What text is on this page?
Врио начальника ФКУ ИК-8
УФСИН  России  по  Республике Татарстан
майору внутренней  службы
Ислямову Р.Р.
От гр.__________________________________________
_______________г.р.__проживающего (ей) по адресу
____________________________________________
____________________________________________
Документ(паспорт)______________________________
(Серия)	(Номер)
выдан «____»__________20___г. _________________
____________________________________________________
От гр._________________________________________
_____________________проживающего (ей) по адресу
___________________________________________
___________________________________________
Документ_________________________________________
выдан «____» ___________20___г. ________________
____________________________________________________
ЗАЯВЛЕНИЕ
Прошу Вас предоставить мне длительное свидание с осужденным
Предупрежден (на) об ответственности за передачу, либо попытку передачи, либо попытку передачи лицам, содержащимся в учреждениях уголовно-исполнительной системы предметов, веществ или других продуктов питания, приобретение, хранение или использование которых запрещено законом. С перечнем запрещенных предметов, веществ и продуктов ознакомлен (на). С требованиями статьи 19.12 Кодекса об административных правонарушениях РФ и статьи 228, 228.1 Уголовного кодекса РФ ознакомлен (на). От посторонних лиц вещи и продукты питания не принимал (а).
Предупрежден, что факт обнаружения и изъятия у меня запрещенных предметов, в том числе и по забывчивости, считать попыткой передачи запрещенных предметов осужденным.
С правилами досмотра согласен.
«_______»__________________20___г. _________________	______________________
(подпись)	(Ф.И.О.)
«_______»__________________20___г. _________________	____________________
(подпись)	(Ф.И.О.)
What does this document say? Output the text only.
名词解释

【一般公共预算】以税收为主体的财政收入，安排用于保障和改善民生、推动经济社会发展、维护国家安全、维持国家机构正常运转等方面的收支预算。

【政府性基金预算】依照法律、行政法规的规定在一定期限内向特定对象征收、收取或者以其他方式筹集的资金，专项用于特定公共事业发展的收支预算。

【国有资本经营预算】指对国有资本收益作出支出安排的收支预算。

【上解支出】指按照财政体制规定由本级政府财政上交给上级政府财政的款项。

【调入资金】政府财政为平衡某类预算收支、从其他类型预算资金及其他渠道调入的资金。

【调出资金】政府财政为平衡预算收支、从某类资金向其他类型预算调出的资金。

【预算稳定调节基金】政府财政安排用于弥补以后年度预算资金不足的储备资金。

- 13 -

━━━━━━━━━━━━━━━━━━━━━━━━━━━━━━

TASK TO CARRY OUT: Every line of the records above needs to be given again exactly.

SOLUTION BELOW:
What text is on this page?
Врио начальника ФКУ ИК-8
УФСИН  России  по  Республике Татарстан
майору внутренней  службы
Ислямову Р.Р.
От гр.__________________________________________
_______________г.р.__проживающего (ей) по адресу
____________________________________________
____________________________________________
Документ(паспорт)______________________________
(Серия)	(Номер)
выдан «____»__________20___г. _________________
____________________________________________________
От гр._________________________________________
_____________________проживающего (ей) по адресу
___________________________________________
___________________________________________
Документ_________________________________________
выдан «____» ___________20___г. ________________
____________________________________________________
ЗАЯВЛЕНИЕ
Прошу Вас предоставить мне длительное свидание с осужденным
Предупрежден (на) об ответственности за передачу, либо попытку передачи, либо попытку передачи лицам, содержащимся в учреждениях уголовно-исполнительной системы предметов, веществ или других продуктов питания, приобретение, хранение или использование которых запрещено законом. С перечнем запрещенных предметов, веществ и продуктов ознакомлен (на). С требованиями статьи 19.12 Кодекса об административных правонарушениях РФ и статьи 228, 228.1 Уголовного кодекса РФ ознакомлен (на). От посторонних лиц вещи и продукты питания не принимал (а).
Предупрежден, что факт обнаружения и изъятия у меня запрещенных предметов, в том числе и по забывчивости, считать попыткой передачи запрещенных предметов осужденным.
С правилами досмотра согласен.
«_______»__________________20___г. _________________	______________________
(подпись)	(Ф.И.О.)
«_______»__________________20___г. _________________	____________________
(подпись)	(Ф.И.О.)
What does this document say? Output the text only.
名词解释

【一般公共预算】以税收为主体的财政收入，安排用于保障和改善民生、推动经济社会发展、维护国家安全、维持国家机构正常运转等方面的收支预算。

【政府性基金预算】依照法律、行政法规的规定在一定期限内向特定对象征收、收取或者以其他方式筹集的资金，专项用于特定公共事业发展的收支预算。

【国有资本经营预算】指对国有资本收益作出支出安排的收支预算。

【上解支出】指按照财政体制规定由本级政府财政上交给上级政府财政的款项。

【调入资金】政府财政为平衡某类预算收支、从其他类型预算资金及其他渠道调入的资金。

【调出资金】政府财政为平衡预算收支、从某类资金向其他类型预算调出的资金。

【预算稳定调节基金】政府财政安排用于弥补以后年度预算资金不足的储备资金。

- 13 -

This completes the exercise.